Exercise task
Leave out the pictures and repeat every record exactly.

[Records contained in a dataset]

* Begin *

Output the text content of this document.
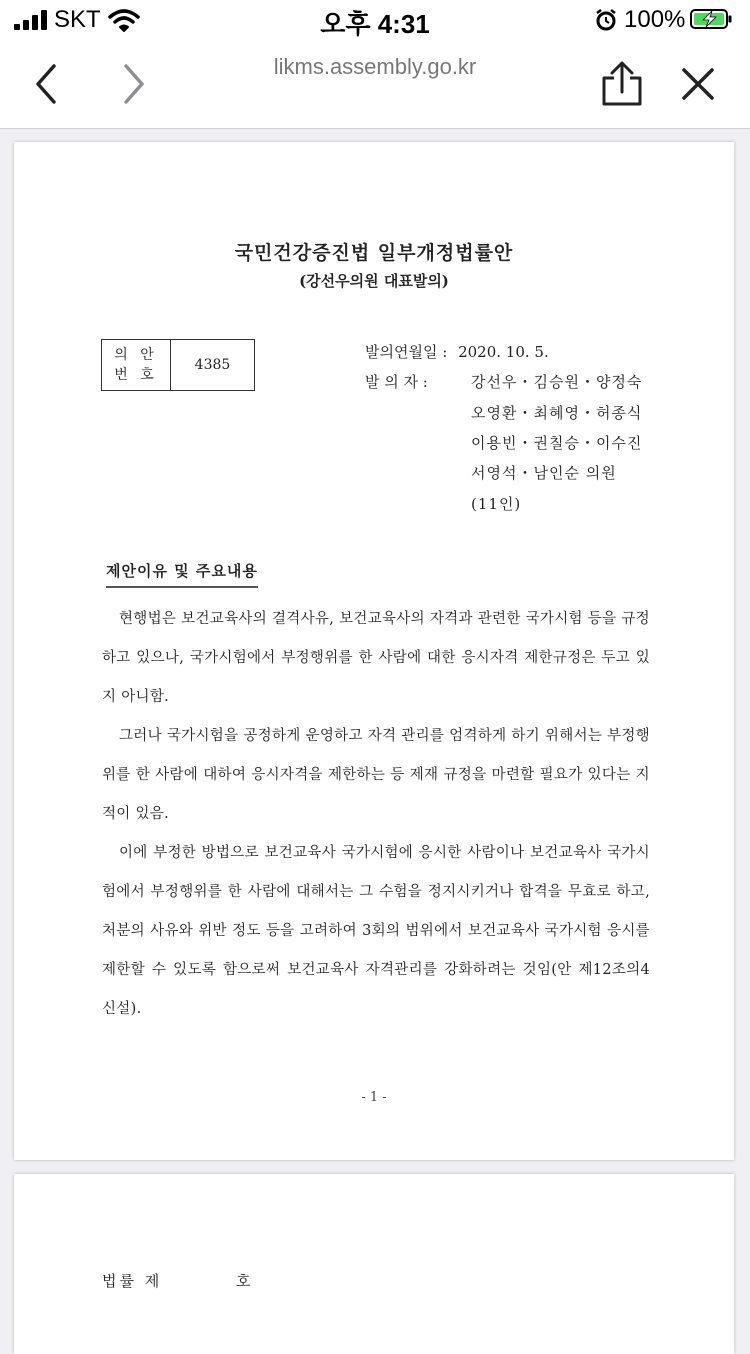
SKT	오후 4:31	100%
likms.assembly.go.kr
국민건강증진법 일부개정법률안
(강선우의원 대표발의)
의 안
번 호
4385
발의연월일 : 2020. 10. 5.
발 의 자 :	강선우・김승원・양정숙
오영환・최혜영・허종식
이용빈・권칠승・이수진
서영석・남인순 의원
(11인)
제안이유 및 주요내용
현행법은 보건교육사의 결격사유, 보건교육사의 자격과 관련한 국가시험 등을 규정하고 있으나, 국가시험에서 부정행위를 한 사람에 대한 응시자격 제한규정은 두고 있지 아니함.
그러나 국가시험을 공정하게 운영하고 자격 관리를 엄격하게 하기 위해서는 부정행위를 한 사람에 대하여 응시자격을 제한하는 등 제재 규정을 마련할 필요가 있다는 지적이 있음.
이에 부정한 방법으로 보건교육사 국가시험에 응시한 사람이나 보건교육사 국가시험에서 부정행위를 한 사람에 대해서는 그 수험을 정지시키거나 합격을 무효로 하고, 처분의 사유와 위반 정도 등을 고려하여 3회의 범위에서 보건교육사 국가시험 응시를 제한할 수 있도록 함으로써 보건교육사 자격관리를 강화하려는 것임(안 제12조의4 신설).
- 1 -
법률 제	호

* End *

Expected answer
Output the text content of this document.
SKT	오후 4:31	100%
likms.assembly.go.kr
국민건강증진법 일부개정법률안
(강선우의원 대표발의)
의 안
번 호
4385
발의연월일 : 2020. 10. 5.
발 의 자 :	강선우・김승원・양정숙
오영환・최혜영・허종식
이용빈・권칠승・이수진
서영석・남인순 의원
(11인)
제안이유 및 주요내용
현행법은 보건교육사의 결격사유, 보건교육사의 자격과 관련한 국가시험 등을 규정하고 있으나, 국가시험에서 부정행위를 한 사람에 대한 응시자격 제한규정은 두고 있지 아니함.
그러나 국가시험을 공정하게 운영하고 자격 관리를 엄격하게 하기 위해서는 부정행위를 한 사람에 대하여 응시자격을 제한하는 등 제재 규정을 마련할 필요가 있다는 지적이 있음.
이에 부정한 방법으로 보건교육사 국가시험에 응시한 사람이나 보건교육사 국가시험에서 부정행위를 한 사람에 대해서는 그 수험을 정지시키거나 합격을 무효로 하고, 처분의 사유와 위반 정도 등을 고려하여 3회의 범위에서 보건교육사 국가시험 응시를 제한할 수 있도록 함으로써 보건교육사 자격관리를 강화하려는 것임(안 제12조의4 신설).
- 1 -
법률 제	호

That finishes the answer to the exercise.